▸ **Set exercise**:
Extract every line that contains the word "Horizons".
── Data provided ──
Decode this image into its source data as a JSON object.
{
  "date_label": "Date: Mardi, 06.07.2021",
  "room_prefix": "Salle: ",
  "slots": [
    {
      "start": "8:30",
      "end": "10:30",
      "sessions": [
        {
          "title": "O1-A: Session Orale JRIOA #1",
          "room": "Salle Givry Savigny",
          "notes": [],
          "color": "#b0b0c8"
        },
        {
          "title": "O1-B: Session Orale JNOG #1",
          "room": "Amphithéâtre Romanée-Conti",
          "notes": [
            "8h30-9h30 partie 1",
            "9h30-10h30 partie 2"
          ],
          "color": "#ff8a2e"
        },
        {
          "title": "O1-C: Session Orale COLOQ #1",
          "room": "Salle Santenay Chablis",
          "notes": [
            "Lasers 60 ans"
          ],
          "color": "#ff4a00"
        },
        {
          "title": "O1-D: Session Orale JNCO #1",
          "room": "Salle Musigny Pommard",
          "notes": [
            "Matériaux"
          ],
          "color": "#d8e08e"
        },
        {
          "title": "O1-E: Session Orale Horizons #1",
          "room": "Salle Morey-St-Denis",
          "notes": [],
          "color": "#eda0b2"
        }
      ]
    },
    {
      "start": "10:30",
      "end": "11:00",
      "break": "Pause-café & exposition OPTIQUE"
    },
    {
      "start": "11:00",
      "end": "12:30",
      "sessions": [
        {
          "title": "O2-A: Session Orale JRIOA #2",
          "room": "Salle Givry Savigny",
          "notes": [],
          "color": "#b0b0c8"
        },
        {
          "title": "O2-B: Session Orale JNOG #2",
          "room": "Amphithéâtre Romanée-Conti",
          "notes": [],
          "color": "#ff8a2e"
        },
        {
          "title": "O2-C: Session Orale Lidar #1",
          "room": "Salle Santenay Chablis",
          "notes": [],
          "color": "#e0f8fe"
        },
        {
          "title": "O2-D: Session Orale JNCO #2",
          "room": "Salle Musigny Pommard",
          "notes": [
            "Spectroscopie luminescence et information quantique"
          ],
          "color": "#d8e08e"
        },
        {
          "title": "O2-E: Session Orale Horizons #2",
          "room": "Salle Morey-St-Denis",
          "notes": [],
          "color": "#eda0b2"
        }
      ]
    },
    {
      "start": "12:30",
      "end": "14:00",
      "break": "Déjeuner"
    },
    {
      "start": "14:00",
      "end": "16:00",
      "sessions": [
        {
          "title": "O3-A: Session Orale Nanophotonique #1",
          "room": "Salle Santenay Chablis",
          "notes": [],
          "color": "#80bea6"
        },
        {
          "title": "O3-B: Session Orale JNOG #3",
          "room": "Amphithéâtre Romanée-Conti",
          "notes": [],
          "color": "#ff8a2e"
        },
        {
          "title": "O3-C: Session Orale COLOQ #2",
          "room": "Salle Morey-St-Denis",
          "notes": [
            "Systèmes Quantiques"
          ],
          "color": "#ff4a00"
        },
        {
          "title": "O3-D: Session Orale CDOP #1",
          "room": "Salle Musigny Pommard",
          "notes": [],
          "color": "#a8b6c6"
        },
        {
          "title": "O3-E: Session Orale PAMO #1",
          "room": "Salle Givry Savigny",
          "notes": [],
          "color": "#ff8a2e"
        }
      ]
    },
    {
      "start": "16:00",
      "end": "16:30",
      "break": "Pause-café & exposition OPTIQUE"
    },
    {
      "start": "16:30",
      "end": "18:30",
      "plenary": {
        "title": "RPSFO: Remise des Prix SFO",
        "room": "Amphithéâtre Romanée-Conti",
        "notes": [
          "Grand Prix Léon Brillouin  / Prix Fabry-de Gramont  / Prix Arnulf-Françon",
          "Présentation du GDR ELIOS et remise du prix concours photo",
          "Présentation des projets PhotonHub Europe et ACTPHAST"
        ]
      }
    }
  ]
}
───
▸ **Result of this task**:
          "title": "O1-E: Session Orale Horizons #1",
          "title": "O2-E: Session Orale Horizons #2",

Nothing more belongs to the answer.